***** The data *****
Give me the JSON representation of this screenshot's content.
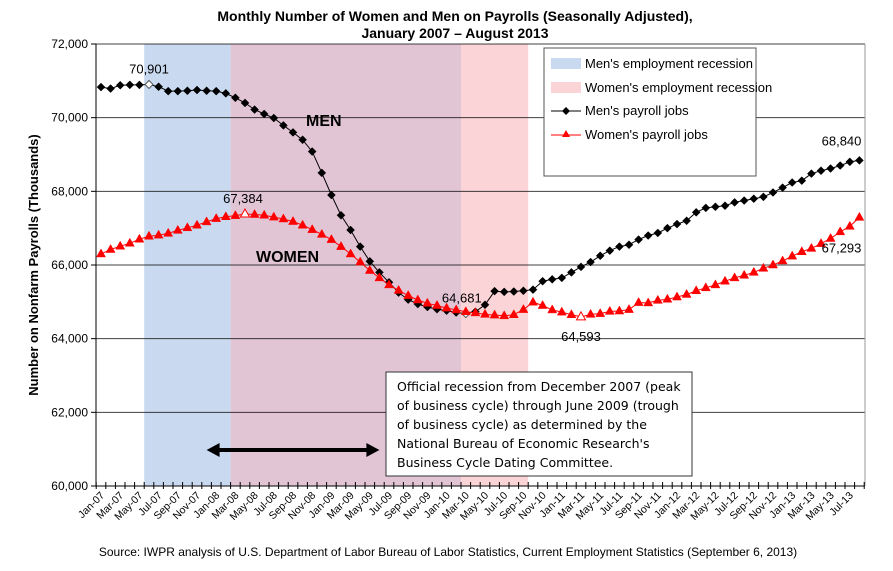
{
  "chart_data": {
    "type": "line",
    "title": "Monthly Number of Women and Men on Payrolls (Seasonally Adjusted),",
    "subtitle": "January 2007 – August 2013",
    "xlabel": "",
    "ylabel": "Number on Nonfarm Payrolls (Thousands)",
    "ylim": [
      60000,
      72000
    ],
    "y_ticks": [
      "60,000",
      "62,000",
      "64,000",
      "66,000",
      "68,000",
      "70,000",
      "72,000"
    ],
    "y_tick_values": [
      60000,
      62000,
      64000,
      66000,
      68000,
      70000,
      72000
    ],
    "grid": true,
    "x_tick_labels": [
      "Jan-07",
      "Mar-07",
      "May-07",
      "Jul-07",
      "Sep-07",
      "Nov-07",
      "Jan-08",
      "Mar-08",
      "May-08",
      "Jul-08",
      "Sep-08",
      "Nov-08",
      "Jan-09",
      "Mar-09",
      "May-09",
      "Jul-09",
      "Sep-09",
      "Nov-09",
      "Jan-10",
      "Mar-10",
      "May-10",
      "Jul-10",
      "Sep-10",
      "Nov-10",
      "Jan-11",
      "Mar-11",
      "May-11",
      "Jul-11",
      "Sep-11",
      "Nov-11",
      "Jan-12",
      "Mar-12",
      "May-12",
      "Jul-12",
      "Sep-12",
      "Nov-12",
      "Jan-13",
      "Mar-13",
      "May-13",
      "Jul-13"
    ],
    "x_start": "Jan-07",
    "x_end": "Aug-13",
    "shaded_regions": [
      {
        "name": "Men's employment recession",
        "start_month_index": 4.5,
        "end_month_index": 37.5,
        "color": "#c9daf0"
      },
      {
        "name": "Women's employment recession",
        "start_month_index": 13.5,
        "end_month_index": 44.5,
        "color": "#fad4d6"
      }
    ],
    "overlap_color": "#e2c5d5",
    "series": [
      {
        "name": "Men's payroll jobs",
        "color": "#000000",
        "marker": "diamond",
        "values": [
          70830,
          70790,
          70880,
          70890,
          70890,
          70901,
          70840,
          70720,
          70720,
          70730,
          70750,
          70730,
          70720,
          70660,
          70540,
          70400,
          70220,
          70100,
          69990,
          69790,
          69600,
          69400,
          69080,
          68500,
          67900,
          67350,
          66950,
          66500,
          66100,
          65800,
          65530,
          65250,
          65060,
          64940,
          64860,
          64800,
          64760,
          64710,
          64681,
          64730,
          64920,
          65290,
          65270,
          65280,
          65300,
          65330,
          65560,
          65610,
          65650,
          65800,
          65950,
          66080,
          66250,
          66390,
          66500,
          66550,
          66690,
          66800,
          66870,
          67000,
          67110,
          67200,
          67430,
          67550,
          67580,
          67610,
          67700,
          67750,
          67800,
          67850,
          67970,
          68100,
          68240,
          68290,
          68480,
          68560,
          68620,
          68700,
          68800,
          68840
        ],
        "annotations": [
          {
            "month_index": 5,
            "label": "70,901"
          },
          {
            "month_index": 38,
            "label": "64,681"
          },
          {
            "month_index": 79,
            "label": "68,840"
          }
        ]
      },
      {
        "name": "Women's payroll jobs",
        "color": "#ff0000",
        "marker": "triangle",
        "values": [
          66300,
          66420,
          66510,
          66590,
          66700,
          66780,
          66810,
          66860,
          66940,
          67010,
          67080,
          67170,
          67260,
          67310,
          67340,
          67384,
          67370,
          67350,
          67300,
          67250,
          67180,
          67080,
          66960,
          66830,
          66690,
          66500,
          66300,
          66080,
          65850,
          65650,
          65460,
          65310,
          65170,
          65050,
          64960,
          64900,
          64830,
          64780,
          64730,
          64700,
          64660,
          64640,
          64620,
          64650,
          64790,
          64990,
          64900,
          64780,
          64720,
          64650,
          64593,
          64660,
          64680,
          64740,
          64750,
          64790,
          64980,
          64970,
          65040,
          65070,
          65130,
          65200,
          65300,
          65380,
          65460,
          65560,
          65650,
          65720,
          65800,
          65910,
          66000,
          66110,
          66240,
          66360,
          66450,
          66580,
          66720,
          66900,
          67050,
          67293
        ],
        "annotations": [
          {
            "month_index": 15,
            "label": "67,384"
          },
          {
            "month_index": 50,
            "label": "64,593"
          },
          {
            "month_index": 79,
            "label": "67,293"
          }
        ]
      }
    ],
    "series_labels": [
      "MEN",
      "WOMEN"
    ],
    "legend": {
      "position": "top-right",
      "entries": [
        "Men's employment recession",
        "Women's employment recession",
        "Men's payroll jobs",
        "Women's payroll jobs"
      ]
    },
    "note": {
      "lines": [
        "Official recession from December 2007 (peak",
        "of business cycle) through June 2009 (trough",
        "of business cycle) as determined by the",
        "National Bureau of Economic Research's",
        "Business Cycle Dating Committee."
      ],
      "arrow_start_month_index": 11,
      "arrow_end_month_index": 29
    },
    "source": "Source: IWPR analysis of U.S. Department of Labor Bureau of Labor Statistics, Current Employment Statistics (September 6, 2013)"
  }
}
*****
Reproduce all of the data exactly, omitting each picture it holds.

Give me the JSON representation of this screenshot's content.
{
  "chart_data": {
    "type": "line",
    "title": "Monthly Number of Women and Men on Payrolls (Seasonally Adjusted),",
    "subtitle": "January 2007 – August 2013",
    "xlabel": "",
    "ylabel": "Number on Nonfarm Payrolls (Thousands)",
    "ylim": [
      60000,
      72000
    ],
    "y_ticks": [
      "60,000",
      "62,000",
      "64,000",
      "66,000",
      "68,000",
      "70,000",
      "72,000"
    ],
    "y_tick_values": [
      60000,
      62000,
      64000,
      66000,
      68000,
      70000,
      72000
    ],
    "grid": true,
    "x_tick_labels": [
      "Jan-07",
      "Mar-07",
      "May-07",
      "Jul-07",
      "Sep-07",
      "Nov-07",
      "Jan-08",
      "Mar-08",
      "May-08",
      "Jul-08",
      "Sep-08",
      "Nov-08",
      "Jan-09",
      "Mar-09",
      "May-09",
      "Jul-09",
      "Sep-09",
      "Nov-09",
      "Jan-10",
      "Mar-10",
      "May-10",
      "Jul-10",
      "Sep-10",
      "Nov-10",
      "Jan-11",
      "Mar-11",
      "May-11",
      "Jul-11",
      "Sep-11",
      "Nov-11",
      "Jan-12",
      "Mar-12",
      "May-12",
      "Jul-12",
      "Sep-12",
      "Nov-12",
      "Jan-13",
      "Mar-13",
      "May-13",
      "Jul-13"
    ],
    "x_start": "Jan-07",
    "x_end": "Aug-13",
    "shaded_regions": [
      {
        "name": "Men's employment recession",
        "start_month_index": 4.5,
        "end_month_index": 37.5,
        "color": "#c9daf0"
      },
      {
        "name": "Women's employment recession",
        "start_month_index": 13.5,
        "end_month_index": 44.5,
        "color": "#fad4d6"
      }
    ],
    "overlap_color": "#e2c5d5",
    "series": [
      {
        "name": "Men's payroll jobs",
        "color": "#000000",
        "marker": "diamond",
        "values": [
          70830,
          70790,
          70880,
          70890,
          70890,
          70901,
          70840,
          70720,
          70720,
          70730,
          70750,
          70730,
          70720,
          70660,
          70540,
          70400,
          70220,
          70100,
          69990,
          69790,
          69600,
          69400,
          69080,
          68500,
          67900,
          67350,
          66950,
          66500,
          66100,
          65800,
          65530,
          65250,
          65060,
          64940,
          64860,
          64800,
          64760,
          64710,
          64681,
          64730,
          64920,
          65290,
          65270,
          65280,
          65300,
          65330,
          65560,
          65610,
          65650,
          65800,
          65950,
          66080,
          66250,
          66390,
          66500,
          66550,
          66690,
          66800,
          66870,
          67000,
          67110,
          67200,
          67430,
          67550,
          67580,
          67610,
          67700,
          67750,
          67800,
          67850,
          67970,
          68100,
          68240,
          68290,
          68480,
          68560,
          68620,
          68700,
          68800,
          68840
        ],
        "annotations": [
          {
            "month_index": 5,
            "label": "70,901"
          },
          {
            "month_index": 38,
            "label": "64,681"
          },
          {
            "month_index": 79,
            "label": "68,840"
          }
        ]
      },
      {
        "name": "Women's payroll jobs",
        "color": "#ff0000",
        "marker": "triangle",
        "values": [
          66300,
          66420,
          66510,
          66590,
          66700,
          66780,
          66810,
          66860,
          66940,
          67010,
          67080,
          67170,
          67260,
          67310,
          67340,
          67384,
          67370,
          67350,
          67300,
          67250,
          67180,
          67080,
          66960,
          66830,
          66690,
          66500,
          66300,
          66080,
          65850,
          65650,
          65460,
          65310,
          65170,
          65050,
          64960,
          64900,
          64830,
          64780,
          64730,
          64700,
          64660,
          64640,
          64620,
          64650,
          64790,
          64990,
          64900,
          64780,
          64720,
          64650,
          64593,
          64660,
          64680,
          64740,
          64750,
          64790,
          64980,
          64970,
          65040,
          65070,
          65130,
          65200,
          65300,
          65380,
          65460,
          65560,
          65650,
          65720,
          65800,
          65910,
          66000,
          66110,
          66240,
          66360,
          66450,
          66580,
          66720,
          66900,
          67050,
          67293
        ],
        "annotations": [
          {
            "month_index": 15,
            "label": "67,384"
          },
          {
            "month_index": 50,
            "label": "64,593"
          },
          {
            "month_index": 79,
            "label": "67,293"
          }
        ]
      }
    ],
    "series_labels": [
      "MEN",
      "WOMEN"
    ],
    "legend": {
      "position": "top-right",
      "entries": [
        "Men's employment recession",
        "Women's employment recession",
        "Men's payroll jobs",
        "Women's payroll jobs"
      ]
    },
    "note": {
      "lines": [
        "Official recession from December 2007 (peak",
        "of business cycle) through June 2009 (trough",
        "of business cycle) as determined by the",
        "National Bureau of Economic Research's",
        "Business Cycle Dating Committee."
      ],
      "arrow_start_month_index": 11,
      "arrow_end_month_index": 29
    },
    "source": "Source: IWPR analysis of U.S. Department of Labor Bureau of Labor Statistics, Current Employment Statistics (September 6, 2013)"
  }
}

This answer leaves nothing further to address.